DIRECTIONS: Repeat the material verbatim and drop the pictures.

Data entries:
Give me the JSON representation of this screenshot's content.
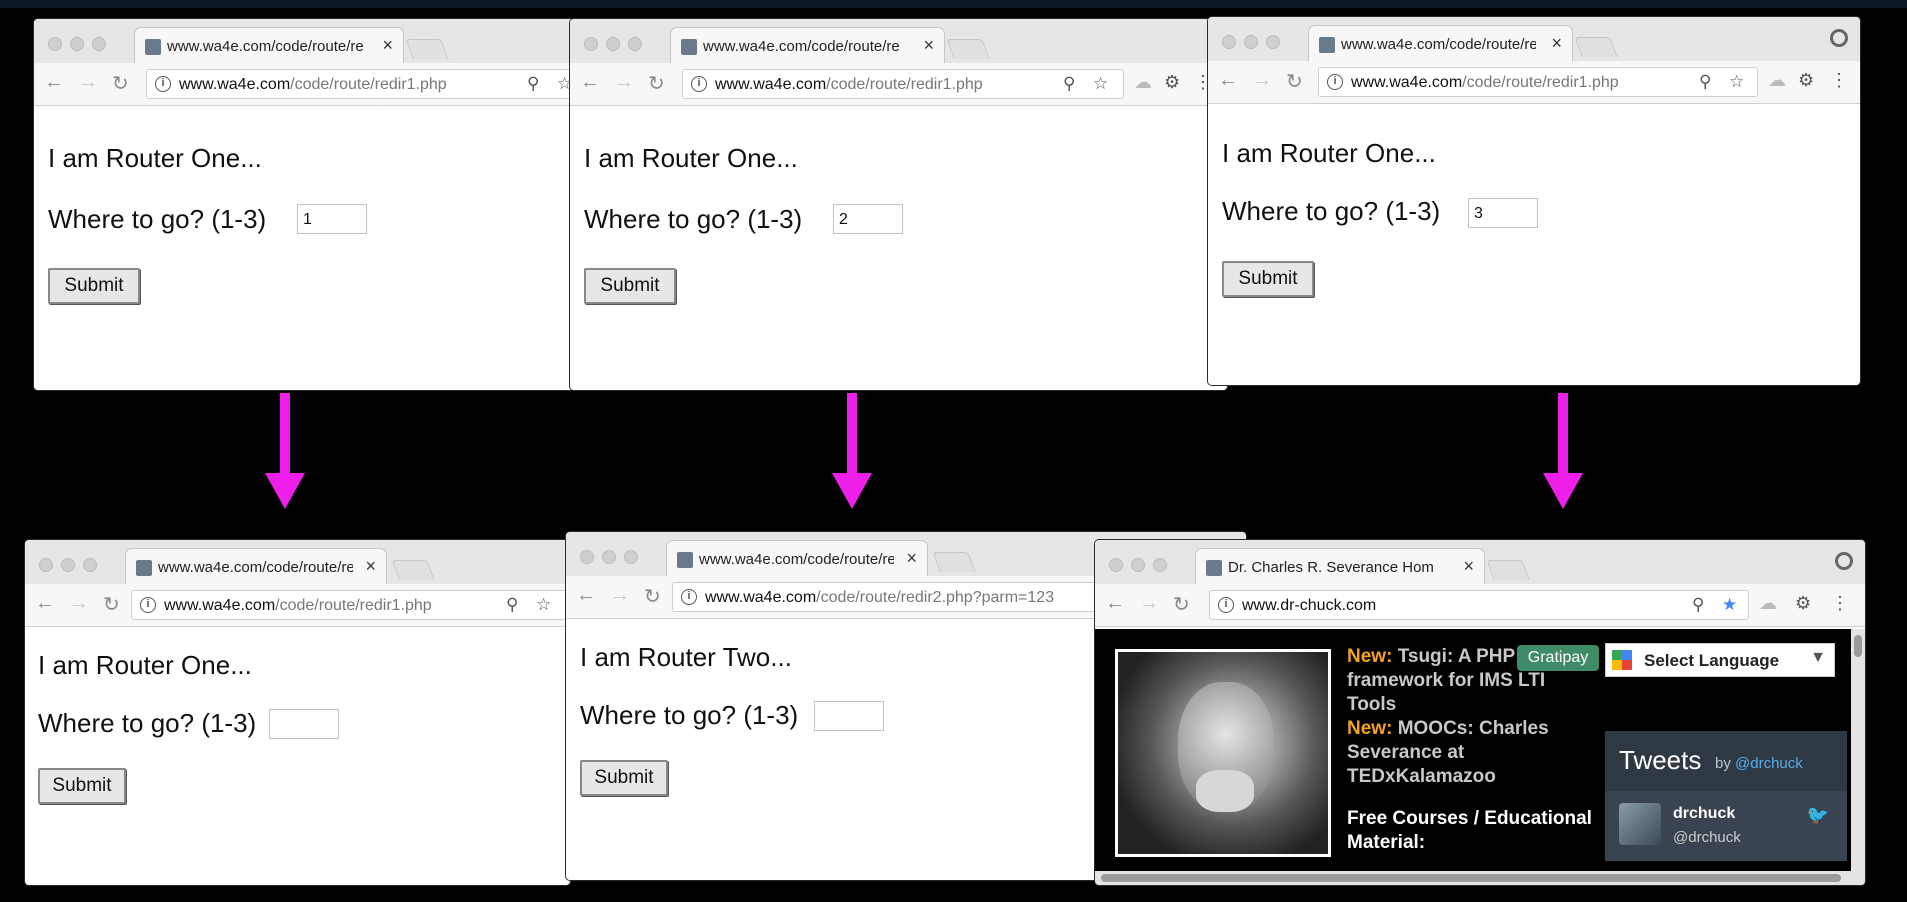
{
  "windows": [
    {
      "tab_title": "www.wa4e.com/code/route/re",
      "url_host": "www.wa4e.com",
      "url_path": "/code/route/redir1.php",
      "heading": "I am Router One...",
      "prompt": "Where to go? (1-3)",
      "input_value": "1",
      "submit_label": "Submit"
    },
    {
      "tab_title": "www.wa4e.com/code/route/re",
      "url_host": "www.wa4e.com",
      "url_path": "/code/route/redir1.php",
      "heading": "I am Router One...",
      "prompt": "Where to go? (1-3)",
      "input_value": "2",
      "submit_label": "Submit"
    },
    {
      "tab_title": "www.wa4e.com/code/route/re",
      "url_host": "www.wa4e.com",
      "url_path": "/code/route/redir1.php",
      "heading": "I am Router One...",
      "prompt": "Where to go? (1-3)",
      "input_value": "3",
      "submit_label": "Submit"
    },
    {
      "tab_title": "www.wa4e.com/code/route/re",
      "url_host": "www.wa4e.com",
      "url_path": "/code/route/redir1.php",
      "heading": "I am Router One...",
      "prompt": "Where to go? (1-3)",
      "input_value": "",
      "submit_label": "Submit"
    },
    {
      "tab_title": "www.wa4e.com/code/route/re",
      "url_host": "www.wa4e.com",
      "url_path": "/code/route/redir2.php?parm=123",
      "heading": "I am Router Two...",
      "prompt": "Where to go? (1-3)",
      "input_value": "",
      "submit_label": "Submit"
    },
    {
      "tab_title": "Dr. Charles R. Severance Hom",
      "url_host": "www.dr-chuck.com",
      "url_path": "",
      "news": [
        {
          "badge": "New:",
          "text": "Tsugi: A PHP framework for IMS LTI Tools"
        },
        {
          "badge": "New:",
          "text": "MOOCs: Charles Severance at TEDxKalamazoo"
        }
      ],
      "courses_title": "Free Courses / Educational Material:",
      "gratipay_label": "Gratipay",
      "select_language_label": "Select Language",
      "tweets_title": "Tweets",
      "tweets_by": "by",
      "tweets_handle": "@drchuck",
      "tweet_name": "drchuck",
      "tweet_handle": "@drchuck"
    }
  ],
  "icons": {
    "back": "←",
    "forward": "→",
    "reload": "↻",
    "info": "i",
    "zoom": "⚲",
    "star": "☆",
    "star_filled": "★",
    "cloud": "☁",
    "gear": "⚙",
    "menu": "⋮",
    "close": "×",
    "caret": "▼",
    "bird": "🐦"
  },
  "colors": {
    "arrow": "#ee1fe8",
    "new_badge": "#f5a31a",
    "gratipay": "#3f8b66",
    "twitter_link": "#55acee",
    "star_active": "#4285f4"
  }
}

RESPONSE BELOW:
Give me the JSON representation of this screenshot's content.
{
  "windows": [
    {
      "tab_title": "www.wa4e.com/code/route/re",
      "url_host": "www.wa4e.com",
      "url_path": "/code/route/redir1.php",
      "heading": "I am Router One...",
      "prompt": "Where to go? (1-3)",
      "input_value": "1",
      "submit_label": "Submit"
    },
    {
      "tab_title": "www.wa4e.com/code/route/re",
      "url_host": "www.wa4e.com",
      "url_path": "/code/route/redir1.php",
      "heading": "I am Router One...",
      "prompt": "Where to go? (1-3)",
      "input_value": "2",
      "submit_label": "Submit"
    },
    {
      "tab_title": "www.wa4e.com/code/route/re",
      "url_host": "www.wa4e.com",
      "url_path": "/code/route/redir1.php",
      "heading": "I am Router One...",
      "prompt": "Where to go? (1-3)",
      "input_value": "3",
      "submit_label": "Submit"
    },
    {
      "tab_title": "www.wa4e.com/code/route/re",
      "url_host": "www.wa4e.com",
      "url_path": "/code/route/redir1.php",
      "heading": "I am Router One...",
      "prompt": "Where to go? (1-3)",
      "input_value": "",
      "submit_label": "Submit"
    },
    {
      "tab_title": "www.wa4e.com/code/route/re",
      "url_host": "www.wa4e.com",
      "url_path": "/code/route/redir2.php?parm=123",
      "heading": "I am Router Two...",
      "prompt": "Where to go? (1-3)",
      "input_value": "",
      "submit_label": "Submit"
    },
    {
      "tab_title": "Dr. Charles R. Severance Hom",
      "url_host": "www.dr-chuck.com",
      "url_path": "",
      "news": [
        {
          "badge": "New:",
          "text": "Tsugi: A PHP framework for IMS LTI Tools"
        },
        {
          "badge": "New:",
          "text": "MOOCs: Charles Severance at TEDxKalamazoo"
        }
      ],
      "courses_title": "Free Courses / Educational Material:",
      "gratipay_label": "Gratipay",
      "select_language_label": "Select Language",
      "tweets_title": "Tweets",
      "tweets_by": "by",
      "tweets_handle": "@drchuck",
      "tweet_name": "drchuck",
      "tweet_handle": "@drchuck"
    }
  ],
  "icons": {
    "back": "←",
    "forward": "→",
    "reload": "↻",
    "info": "i",
    "zoom": "⚲",
    "star": "☆",
    "star_filled": "★",
    "cloud": "☁",
    "gear": "⚙",
    "menu": "⋮",
    "close": "×",
    "caret": "▼",
    "bird": "🐦"
  },
  "colors": {
    "arrow": "#ee1fe8",
    "new_badge": "#f5a31a",
    "gratipay": "#3f8b66",
    "twitter_link": "#55acee",
    "star_active": "#4285f4"
  }
}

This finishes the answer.